» Exercise prompt
Tally up the lines below that include the word "могут". Answer with the number alone.

» Data entries
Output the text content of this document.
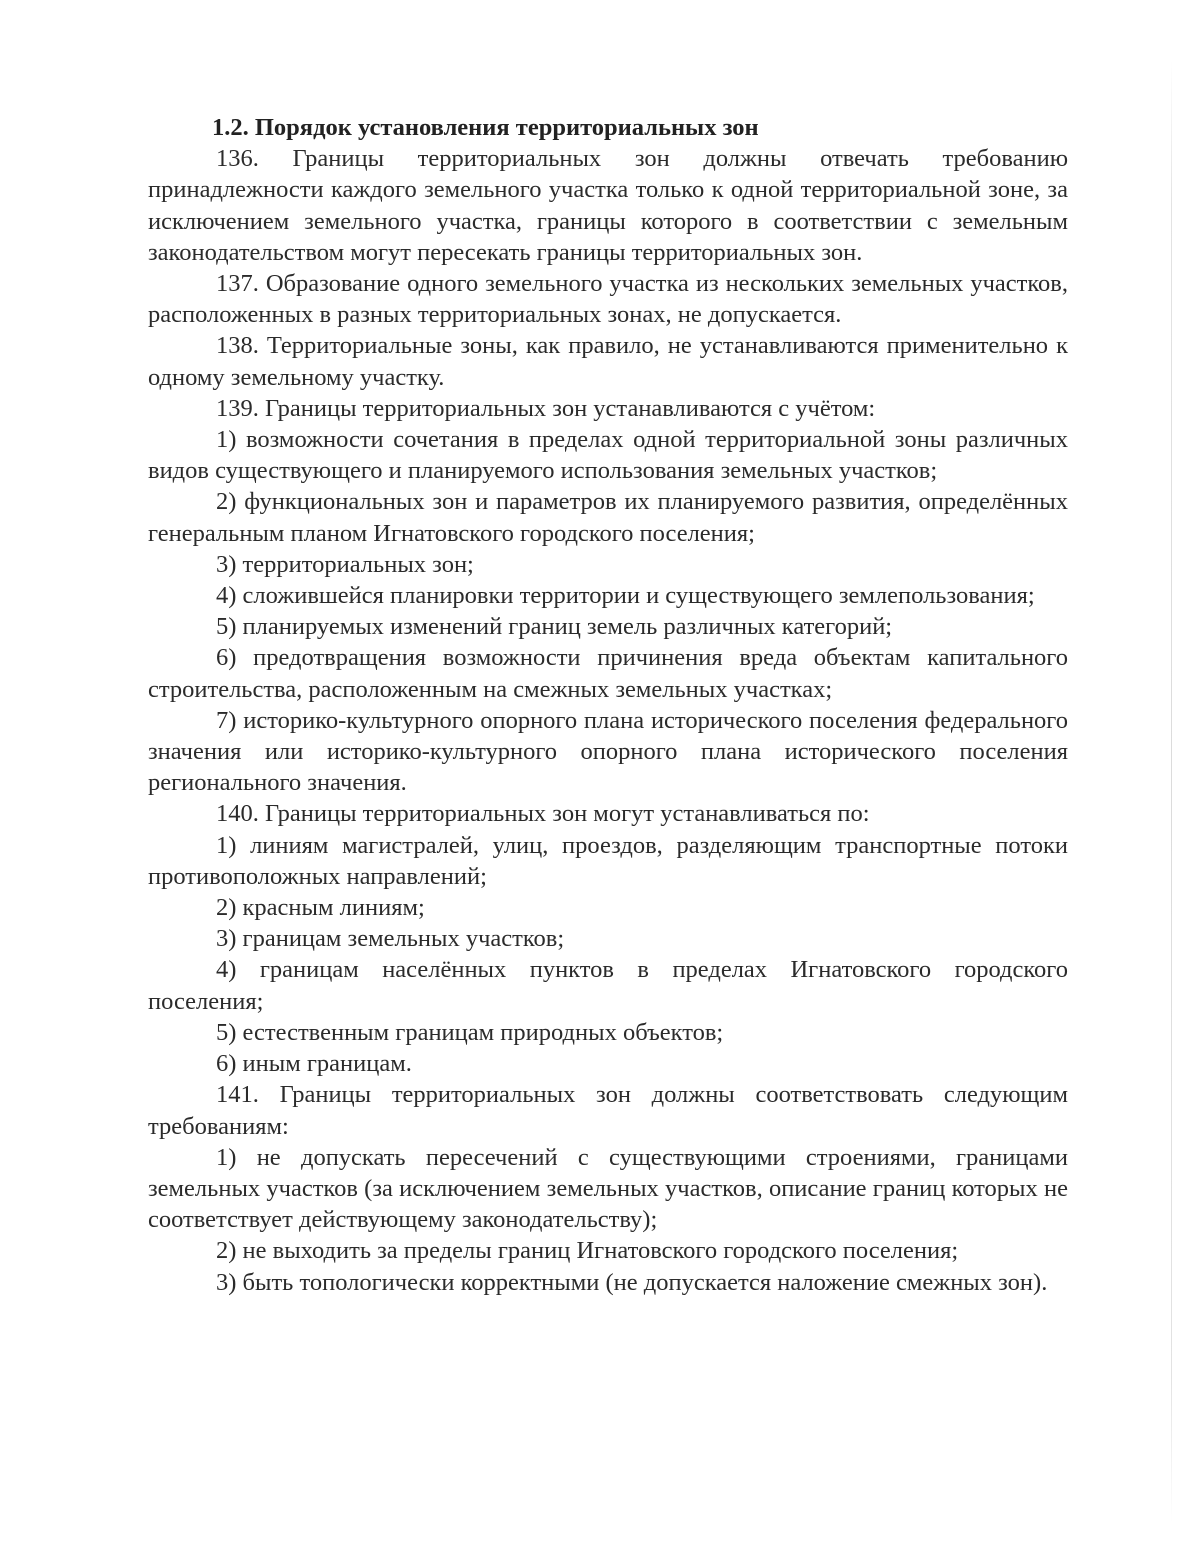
1.2. Порядок установления территориальных зон

136. Границы территориальных зон должны отвечать требованию принадлежности каждого земельного участка только к одной территориальной зоне, за исключением земельного участка, границы которого в соответствии с земельным законодательством могут пересекать границы территориальных зон.

137. Образование одного земельного участка из нескольких земельных участков, расположенных в разных территориальных зонах, не допускается.

138. Территориальные зоны, как правило, не устанавливаются применительно к одному земельному участку.

139. Границы территориальных зон устанавливаются с учётом:

1) возможности сочетания в пределах одной территориальной зоны различных видов существующего и планируемого использования земельных участков;

2) функциональных зон и параметров их планируемого развития, определённых генеральным планом Игнатовского городского поселения;

3) территориальных зон;

4) сложившейся планировки территории и существующего землепользования;

5) планируемых изменений границ земель различных категорий;

6) предотвращения возможности причинения вреда объектам капитального строительства, расположенным на смежных земельных участках;

7) историко-культурного опорного плана исторического поселения федерального значения или историко-культурного опорного плана исторического поселения регионального значения.

140. Границы территориальных зон могут устанавливаться по:

1) линиям магистралей, улиц, проездов, разделяющим транспортные потоки противоположных направлений;

2) красным линиям;

3) границам земельных участков;

4) границам населённых пунктов в пределах Игнатовского городского поселения;

5) естественным границам природных объектов;

6) иным границам.

141. Границы территориальных зон должны соответствовать следующим требованиям:

1) не допускать пересечений с существующими строениями, границами земельных участков (за исключением земельных участков, описание границ которых не соответствует действующему законодательству);

2) не выходить за пределы границ Игнатовского городского поселения;

3) быть топологически корректными (не допускается наложение смежных зон).
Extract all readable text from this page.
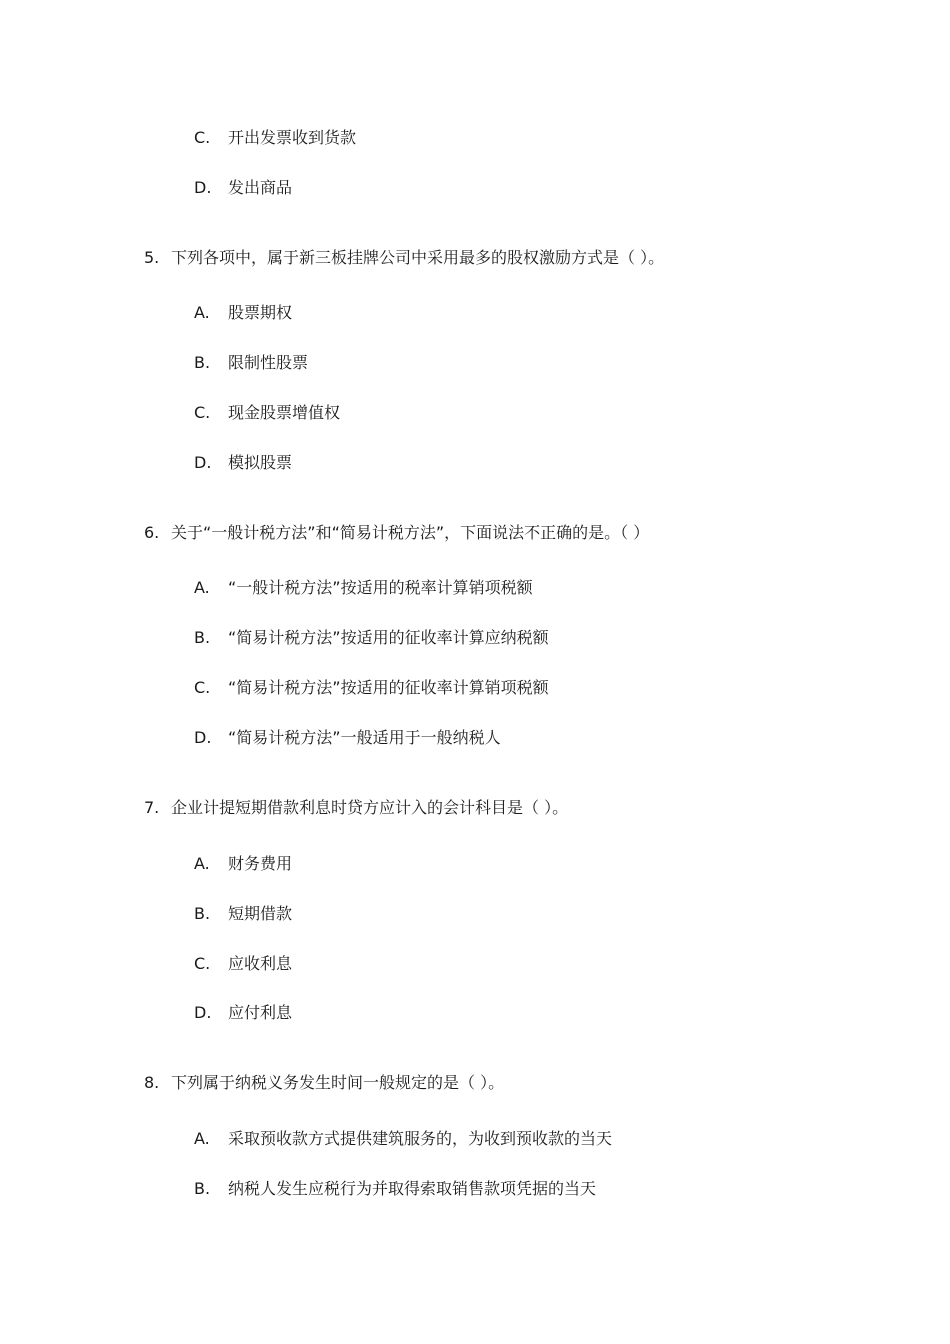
C. 开出发票收到货款
D. 发出商品
5. 下列各项中，属于新三板挂牌公司中采用最多的股权激励方式是（ ）。
A. 股票期权
B. 限制性股票
C. 现金股票增值权
D. 模拟股票
6. 关于“一般计税方法”和“简易计税方法”，下面说法不正确的是。（ ）
A. “一般计税方法”按适用的税率计算销项税额
B. “简易计税方法”按适用的征收率计算应纳税额
C. “简易计税方法”按适用的征收率计算销项税额
D. “简易计税方法”一般适用于一般纳税人
7. 企业计提短期借款利息时贷方应计入的会计科目是（ ）。
A. 财务费用
B. 短期借款
C. 应收利息
D. 应付利息
8. 下列属于纳税义务发生时间一般规定的是（ ）。
A. 采取预收款方式提供建筑服务的，为收到预收款的当天
B. 纳税人发生应税行为并取得索取销售款项凭据的当天
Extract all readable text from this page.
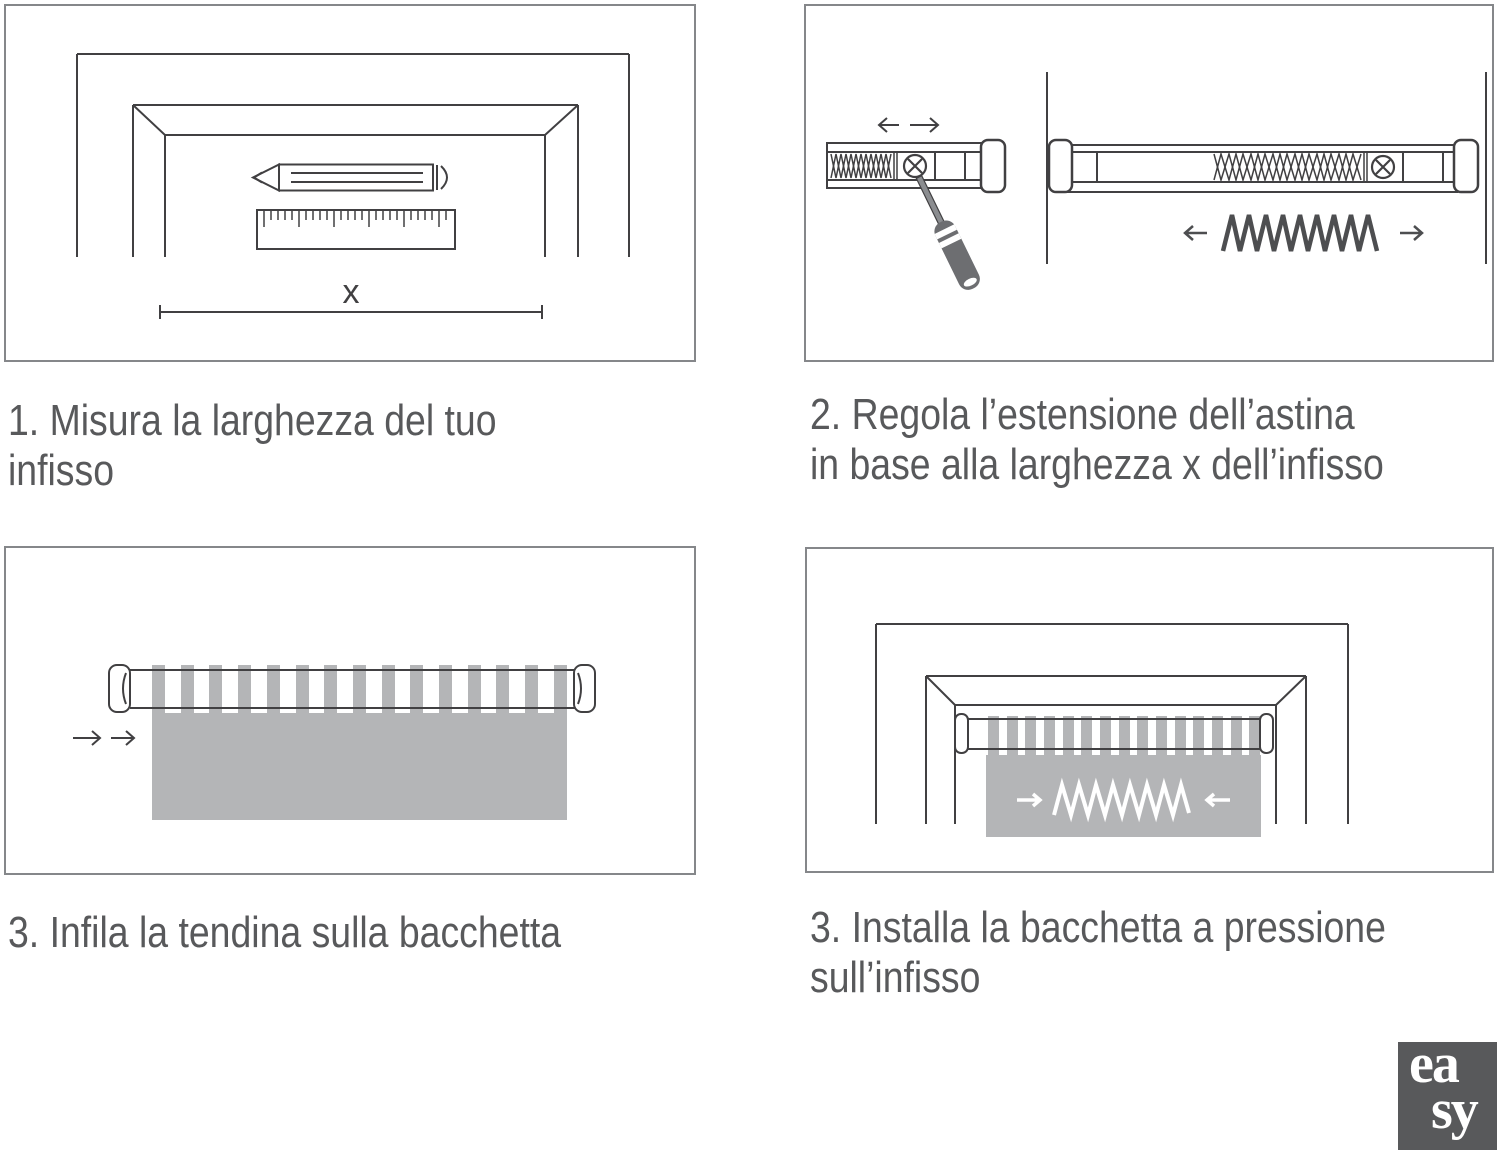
x
1. Misura la larghezza del tuo
infisso
2. Regola l’estensione dell’astina
in base alla larghezza x dell’infisso
3. Infila la tendina sulla bacchetta	3. Installa la bacchetta a pressione
sull’infisso
ea
sy
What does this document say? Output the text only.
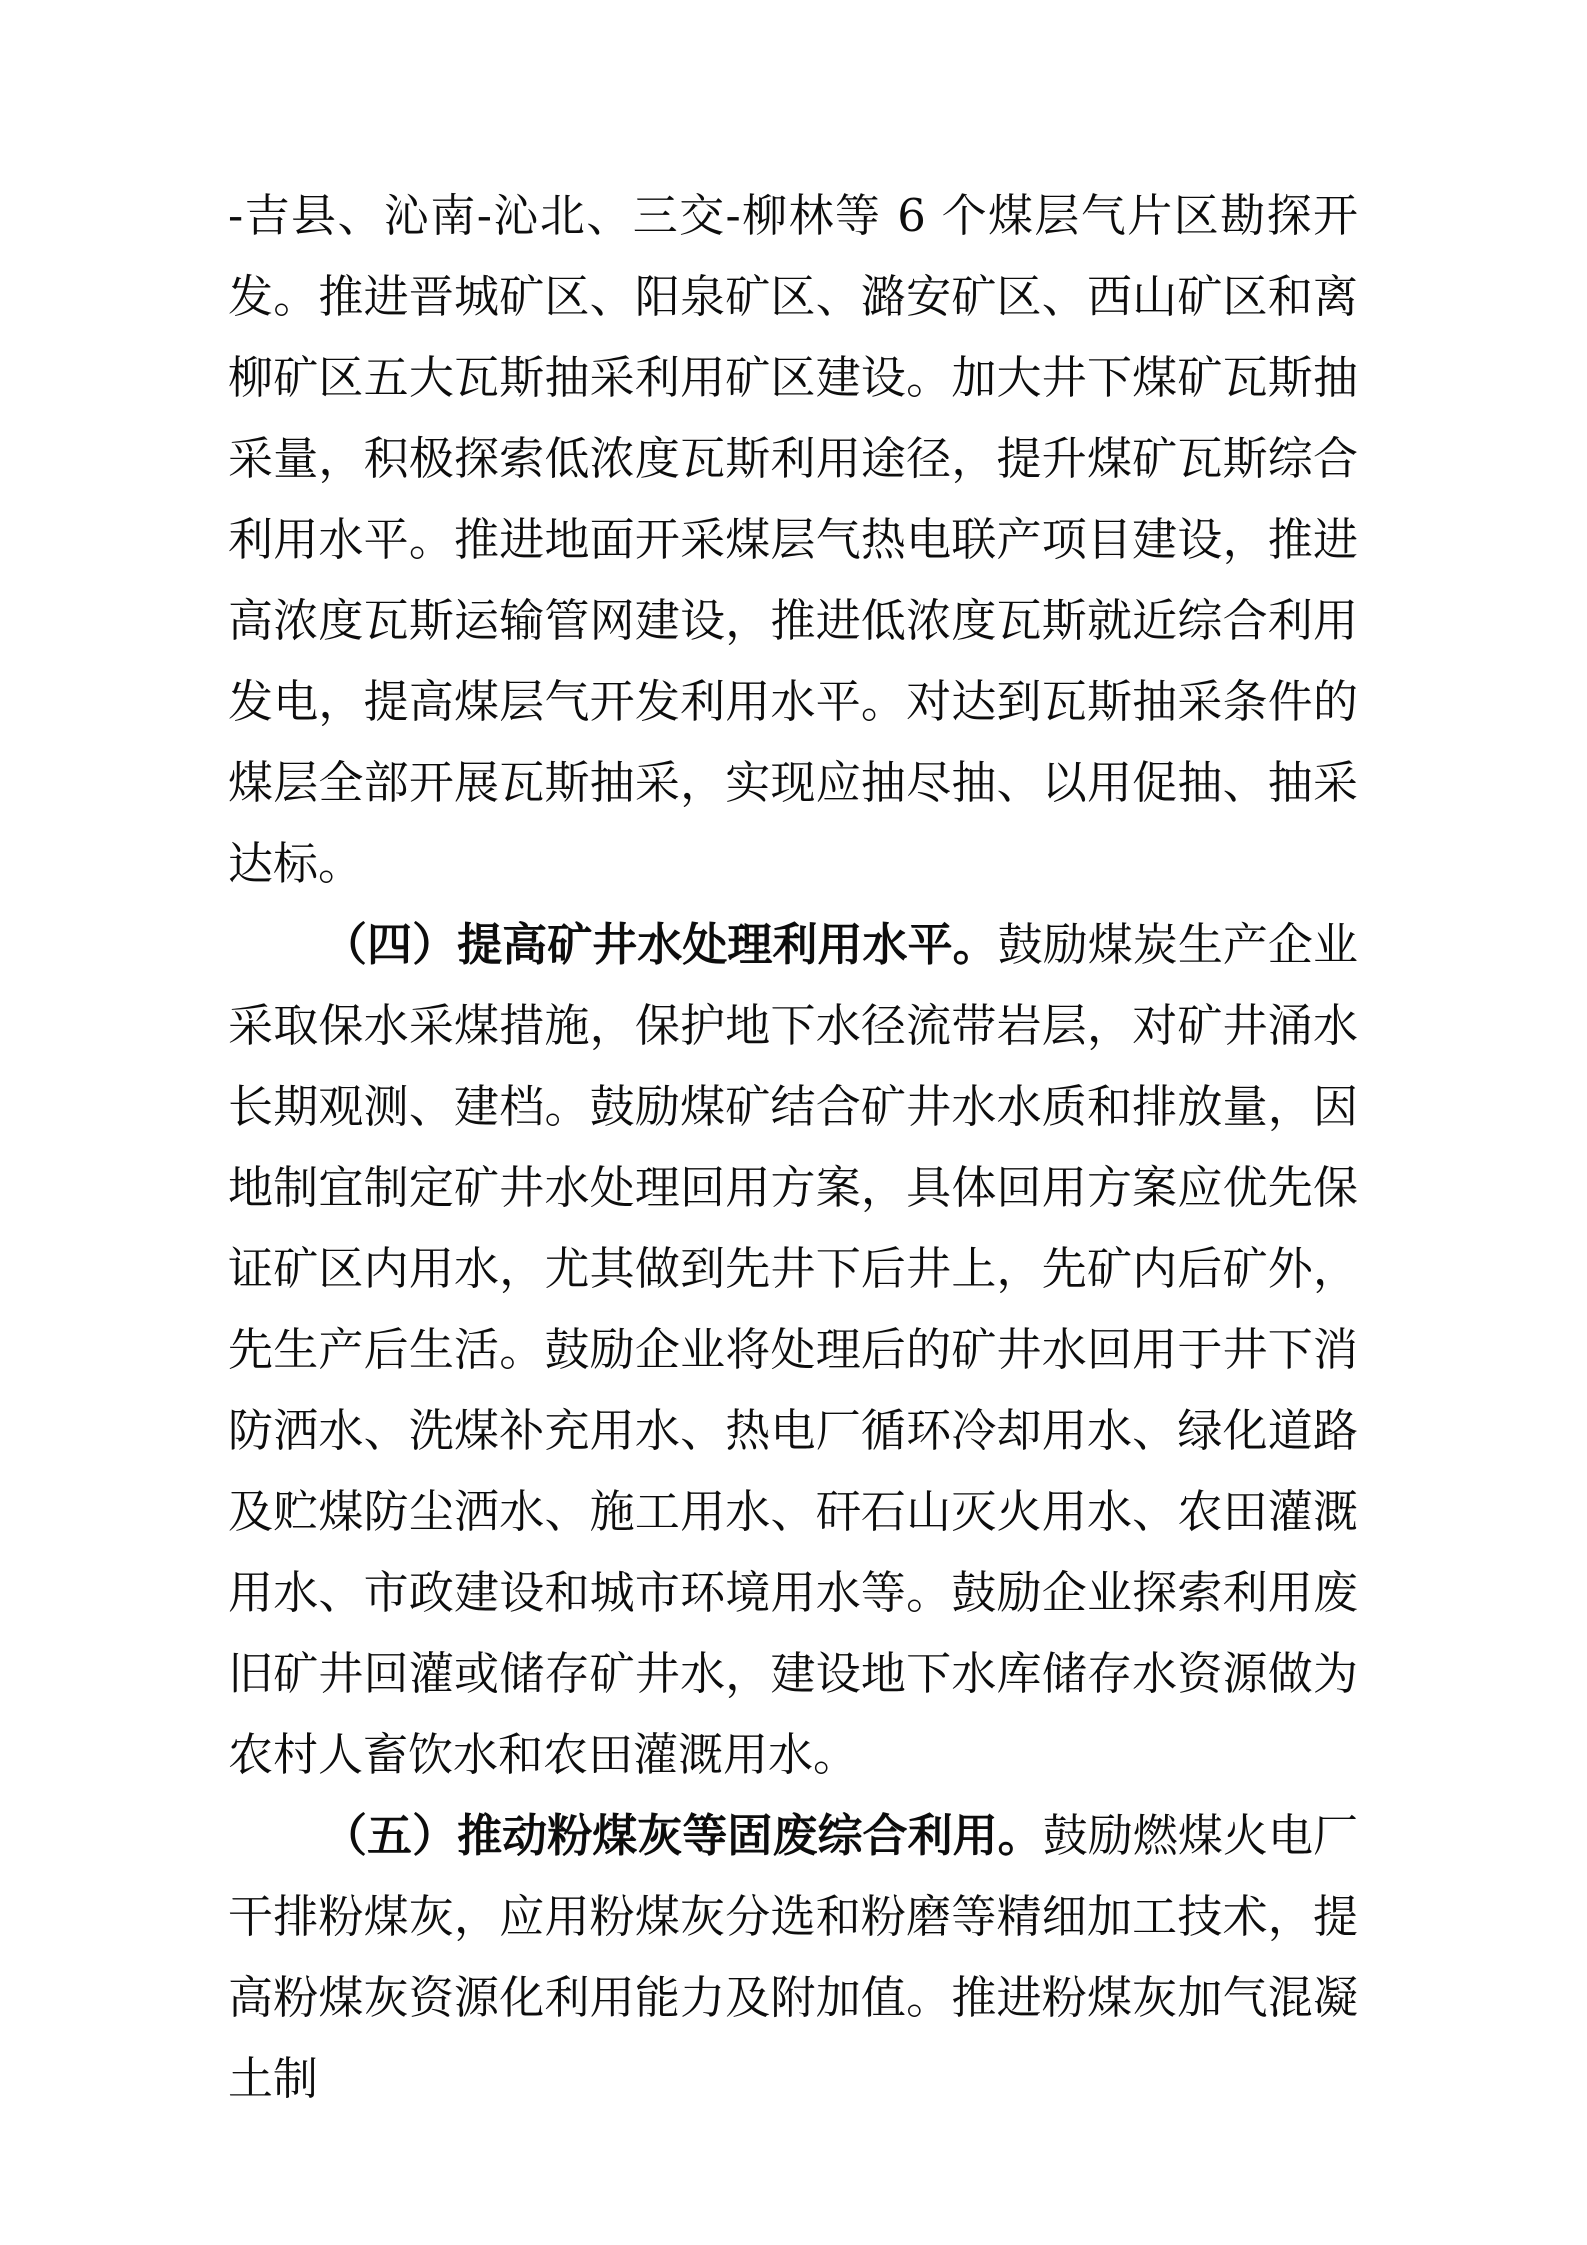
-吉县、沁南-沁北、三交-柳林等 6 个煤层气片区勘探开发。推进晋城矿区、阳泉矿区、潞安矿区、西山矿区和离柳矿区五大瓦斯抽采利用矿区建设。加大井下煤矿瓦斯抽采量，积极探索低浓度瓦斯利用途径，提升煤矿瓦斯综合利用水平。推进地面开采煤层气热电联产项目建设，推进高浓度瓦斯运输管网建设，推进低浓度瓦斯就近综合利用发电，提高煤层气开发利用水平。对达到瓦斯抽采条件的煤层全部开展瓦斯抽采，实现应抽尽抽、以用促抽、抽采达标。

（四）提高矿井水处理利用水平。鼓励煤炭生产企业采取保水采煤措施，保护地下水径流带岩层，对矿井涌水长期观测、建档。鼓励煤矿结合矿井水水质和排放量，因地制宜制定矿井水处理回用方案，具体回用方案应优先保证矿区内用水，尤其做到先井下后井上，先矿内后矿外，先生产后生活。鼓励企业将处理后的矿井水回用于井下消防洒水、洗煤补充用水、热电厂循环冷却用水、绿化道路及贮煤防尘洒水、施工用水、矸石山灭火用水、农田灌溉用水、市政建设和城市环境用水等。鼓励企业探索利用废旧矿井回灌或储存矿井水，建设地下水库储存水资源做为农村人畜饮水和农田灌溉用水。

（五）推动粉煤灰等固废综合利用。鼓励燃煤火电厂干排粉煤灰，应用粉煤灰分选和粉磨等精细加工技术，提高粉煤灰资源化利用能力及附加值。推进粉煤灰加气混凝土制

» Response below
2